**Task brief:** Search the material for the word "хаАдон" and report each line where it turns up.

**Stored data:**
*****
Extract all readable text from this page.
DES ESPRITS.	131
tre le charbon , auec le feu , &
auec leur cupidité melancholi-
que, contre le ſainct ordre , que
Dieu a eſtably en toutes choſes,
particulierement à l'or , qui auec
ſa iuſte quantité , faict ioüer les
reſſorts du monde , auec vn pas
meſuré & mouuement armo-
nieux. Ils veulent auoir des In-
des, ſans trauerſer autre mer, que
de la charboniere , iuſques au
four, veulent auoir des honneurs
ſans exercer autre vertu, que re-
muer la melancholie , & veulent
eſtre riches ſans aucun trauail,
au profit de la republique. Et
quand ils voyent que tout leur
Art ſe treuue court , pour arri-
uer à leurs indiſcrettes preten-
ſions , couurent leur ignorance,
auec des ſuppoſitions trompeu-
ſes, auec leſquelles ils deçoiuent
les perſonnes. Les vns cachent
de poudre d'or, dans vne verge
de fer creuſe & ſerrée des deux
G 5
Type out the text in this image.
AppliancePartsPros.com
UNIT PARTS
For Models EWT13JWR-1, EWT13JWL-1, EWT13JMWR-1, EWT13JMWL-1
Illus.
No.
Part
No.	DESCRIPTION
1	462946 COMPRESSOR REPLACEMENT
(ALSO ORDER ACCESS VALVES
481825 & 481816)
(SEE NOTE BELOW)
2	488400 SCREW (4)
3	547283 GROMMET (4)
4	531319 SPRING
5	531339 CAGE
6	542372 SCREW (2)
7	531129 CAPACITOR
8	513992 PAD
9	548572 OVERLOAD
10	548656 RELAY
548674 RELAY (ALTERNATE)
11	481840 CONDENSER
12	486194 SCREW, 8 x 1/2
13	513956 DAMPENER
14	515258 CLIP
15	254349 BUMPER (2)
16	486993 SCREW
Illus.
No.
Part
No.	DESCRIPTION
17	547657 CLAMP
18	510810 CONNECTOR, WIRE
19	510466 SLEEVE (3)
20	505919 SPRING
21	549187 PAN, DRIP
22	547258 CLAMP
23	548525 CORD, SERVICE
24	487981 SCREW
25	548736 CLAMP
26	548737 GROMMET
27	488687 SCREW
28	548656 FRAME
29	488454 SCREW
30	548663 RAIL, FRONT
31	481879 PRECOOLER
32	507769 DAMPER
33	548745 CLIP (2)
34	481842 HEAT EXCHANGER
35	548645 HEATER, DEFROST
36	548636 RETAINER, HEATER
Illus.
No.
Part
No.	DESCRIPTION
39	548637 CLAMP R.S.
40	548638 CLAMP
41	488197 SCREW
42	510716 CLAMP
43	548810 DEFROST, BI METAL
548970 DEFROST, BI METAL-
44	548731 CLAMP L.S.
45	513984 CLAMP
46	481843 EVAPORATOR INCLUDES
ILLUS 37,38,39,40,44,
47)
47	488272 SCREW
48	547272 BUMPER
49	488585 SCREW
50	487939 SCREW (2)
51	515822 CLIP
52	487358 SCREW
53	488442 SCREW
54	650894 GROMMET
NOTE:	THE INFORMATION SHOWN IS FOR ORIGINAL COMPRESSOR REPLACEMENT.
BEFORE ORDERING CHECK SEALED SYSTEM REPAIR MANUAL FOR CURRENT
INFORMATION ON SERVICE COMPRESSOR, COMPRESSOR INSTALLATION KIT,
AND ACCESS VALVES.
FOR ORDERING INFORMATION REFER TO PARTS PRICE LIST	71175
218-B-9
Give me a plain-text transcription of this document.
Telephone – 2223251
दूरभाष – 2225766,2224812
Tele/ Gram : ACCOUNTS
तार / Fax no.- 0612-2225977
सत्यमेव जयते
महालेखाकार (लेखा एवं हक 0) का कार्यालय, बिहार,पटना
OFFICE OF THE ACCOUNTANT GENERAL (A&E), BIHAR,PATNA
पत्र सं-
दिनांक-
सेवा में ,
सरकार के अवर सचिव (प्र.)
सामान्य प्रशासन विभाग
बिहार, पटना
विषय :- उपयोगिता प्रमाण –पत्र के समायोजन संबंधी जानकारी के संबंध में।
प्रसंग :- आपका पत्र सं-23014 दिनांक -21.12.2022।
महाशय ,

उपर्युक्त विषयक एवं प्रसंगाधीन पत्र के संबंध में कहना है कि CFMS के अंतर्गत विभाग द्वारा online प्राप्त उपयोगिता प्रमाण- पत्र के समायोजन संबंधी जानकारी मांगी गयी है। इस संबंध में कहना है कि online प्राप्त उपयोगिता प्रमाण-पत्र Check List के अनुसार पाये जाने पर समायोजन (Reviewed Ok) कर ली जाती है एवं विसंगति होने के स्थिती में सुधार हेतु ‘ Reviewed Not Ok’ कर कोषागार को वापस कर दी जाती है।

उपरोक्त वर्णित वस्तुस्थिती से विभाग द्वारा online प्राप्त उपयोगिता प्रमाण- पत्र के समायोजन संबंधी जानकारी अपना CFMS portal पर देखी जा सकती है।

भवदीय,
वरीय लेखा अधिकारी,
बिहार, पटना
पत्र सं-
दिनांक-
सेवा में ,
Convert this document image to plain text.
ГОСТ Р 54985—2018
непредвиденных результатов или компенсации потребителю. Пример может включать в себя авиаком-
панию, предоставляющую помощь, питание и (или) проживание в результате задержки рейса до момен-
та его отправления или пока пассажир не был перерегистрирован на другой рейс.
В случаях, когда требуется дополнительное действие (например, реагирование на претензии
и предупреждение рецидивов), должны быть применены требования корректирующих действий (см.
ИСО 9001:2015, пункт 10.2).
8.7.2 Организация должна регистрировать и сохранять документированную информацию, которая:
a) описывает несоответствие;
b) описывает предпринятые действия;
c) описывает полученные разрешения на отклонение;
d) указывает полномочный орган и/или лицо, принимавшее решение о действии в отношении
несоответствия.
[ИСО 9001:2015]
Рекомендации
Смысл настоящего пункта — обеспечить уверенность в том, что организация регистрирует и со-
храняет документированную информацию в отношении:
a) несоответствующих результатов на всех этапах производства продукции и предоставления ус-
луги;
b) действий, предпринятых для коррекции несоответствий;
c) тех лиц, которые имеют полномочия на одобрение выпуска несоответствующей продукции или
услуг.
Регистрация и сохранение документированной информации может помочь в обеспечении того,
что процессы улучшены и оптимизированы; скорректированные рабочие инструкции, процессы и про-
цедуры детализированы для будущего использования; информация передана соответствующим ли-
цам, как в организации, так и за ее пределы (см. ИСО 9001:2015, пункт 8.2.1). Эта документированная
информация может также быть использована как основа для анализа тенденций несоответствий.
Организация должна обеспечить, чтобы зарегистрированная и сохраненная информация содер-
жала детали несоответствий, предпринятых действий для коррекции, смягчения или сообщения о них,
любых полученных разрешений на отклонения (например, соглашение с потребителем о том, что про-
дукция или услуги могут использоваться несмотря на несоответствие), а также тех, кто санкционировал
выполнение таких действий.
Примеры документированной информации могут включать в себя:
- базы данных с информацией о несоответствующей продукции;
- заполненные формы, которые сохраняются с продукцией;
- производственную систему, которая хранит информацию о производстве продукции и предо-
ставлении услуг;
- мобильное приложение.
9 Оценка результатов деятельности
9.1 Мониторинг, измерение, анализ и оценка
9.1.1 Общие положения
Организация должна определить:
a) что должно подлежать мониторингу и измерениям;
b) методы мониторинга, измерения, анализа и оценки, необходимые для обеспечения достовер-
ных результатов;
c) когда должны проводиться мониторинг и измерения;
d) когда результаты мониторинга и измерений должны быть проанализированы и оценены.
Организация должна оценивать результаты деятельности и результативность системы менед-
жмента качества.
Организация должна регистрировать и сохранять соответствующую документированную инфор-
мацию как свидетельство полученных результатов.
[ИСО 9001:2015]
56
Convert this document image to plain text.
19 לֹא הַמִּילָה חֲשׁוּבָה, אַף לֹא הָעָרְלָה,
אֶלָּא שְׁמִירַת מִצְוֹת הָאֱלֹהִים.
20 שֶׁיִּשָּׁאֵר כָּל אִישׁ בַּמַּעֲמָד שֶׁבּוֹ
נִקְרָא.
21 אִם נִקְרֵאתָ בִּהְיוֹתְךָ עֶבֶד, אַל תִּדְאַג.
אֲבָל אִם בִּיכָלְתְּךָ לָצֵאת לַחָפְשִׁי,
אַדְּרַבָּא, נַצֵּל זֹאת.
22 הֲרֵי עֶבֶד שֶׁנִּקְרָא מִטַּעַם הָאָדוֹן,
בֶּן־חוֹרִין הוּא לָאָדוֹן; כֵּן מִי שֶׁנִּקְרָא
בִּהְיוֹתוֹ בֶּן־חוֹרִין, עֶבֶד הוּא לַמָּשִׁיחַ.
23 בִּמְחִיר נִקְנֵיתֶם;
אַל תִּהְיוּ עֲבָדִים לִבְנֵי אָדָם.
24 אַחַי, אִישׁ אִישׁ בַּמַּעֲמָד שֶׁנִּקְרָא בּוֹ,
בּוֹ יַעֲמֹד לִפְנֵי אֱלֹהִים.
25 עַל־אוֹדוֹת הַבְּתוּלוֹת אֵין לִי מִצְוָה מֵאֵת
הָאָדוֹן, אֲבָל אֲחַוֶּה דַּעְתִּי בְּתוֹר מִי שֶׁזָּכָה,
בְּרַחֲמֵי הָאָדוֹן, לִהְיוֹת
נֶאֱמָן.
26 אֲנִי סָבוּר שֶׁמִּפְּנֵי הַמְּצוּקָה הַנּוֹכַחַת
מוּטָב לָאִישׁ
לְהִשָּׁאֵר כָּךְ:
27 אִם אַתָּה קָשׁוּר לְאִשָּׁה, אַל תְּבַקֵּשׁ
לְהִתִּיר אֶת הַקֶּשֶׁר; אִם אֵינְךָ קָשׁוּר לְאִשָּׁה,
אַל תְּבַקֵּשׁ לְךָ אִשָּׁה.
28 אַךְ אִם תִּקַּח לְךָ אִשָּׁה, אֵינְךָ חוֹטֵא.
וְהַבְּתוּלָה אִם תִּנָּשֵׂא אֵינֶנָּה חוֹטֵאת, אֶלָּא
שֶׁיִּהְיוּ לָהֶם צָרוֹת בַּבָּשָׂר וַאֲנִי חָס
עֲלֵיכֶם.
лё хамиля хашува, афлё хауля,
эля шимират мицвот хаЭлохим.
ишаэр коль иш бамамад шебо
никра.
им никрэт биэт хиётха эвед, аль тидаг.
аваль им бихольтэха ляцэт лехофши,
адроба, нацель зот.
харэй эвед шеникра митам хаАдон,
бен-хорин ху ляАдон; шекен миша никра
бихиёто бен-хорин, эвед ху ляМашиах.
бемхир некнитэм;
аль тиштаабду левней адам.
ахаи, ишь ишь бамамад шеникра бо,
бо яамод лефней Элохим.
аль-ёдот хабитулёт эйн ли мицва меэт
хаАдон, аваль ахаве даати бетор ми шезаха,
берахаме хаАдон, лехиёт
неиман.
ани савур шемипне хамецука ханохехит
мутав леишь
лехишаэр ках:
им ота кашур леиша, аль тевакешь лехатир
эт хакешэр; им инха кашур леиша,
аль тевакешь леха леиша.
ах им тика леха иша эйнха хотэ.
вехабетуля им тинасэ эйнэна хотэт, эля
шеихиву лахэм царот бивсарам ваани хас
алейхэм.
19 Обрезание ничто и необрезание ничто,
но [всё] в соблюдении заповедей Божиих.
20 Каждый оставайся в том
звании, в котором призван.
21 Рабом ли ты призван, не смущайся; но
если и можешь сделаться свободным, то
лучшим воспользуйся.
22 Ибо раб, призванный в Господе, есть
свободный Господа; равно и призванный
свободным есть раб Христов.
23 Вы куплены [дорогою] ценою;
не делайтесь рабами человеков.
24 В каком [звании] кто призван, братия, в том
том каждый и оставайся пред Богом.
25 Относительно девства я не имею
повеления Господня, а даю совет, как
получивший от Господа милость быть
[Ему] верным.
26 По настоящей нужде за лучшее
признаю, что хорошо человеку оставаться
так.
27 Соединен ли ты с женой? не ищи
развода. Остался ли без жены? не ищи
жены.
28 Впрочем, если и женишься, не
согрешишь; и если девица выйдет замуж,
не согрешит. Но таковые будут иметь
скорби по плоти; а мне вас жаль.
*****
**Correct answer:**
харэй эвед шеникра митам хаАдон,
хаАдон, аваль ахаве даати бетор ми шезаха,
берахаме хаАдон, лехиёт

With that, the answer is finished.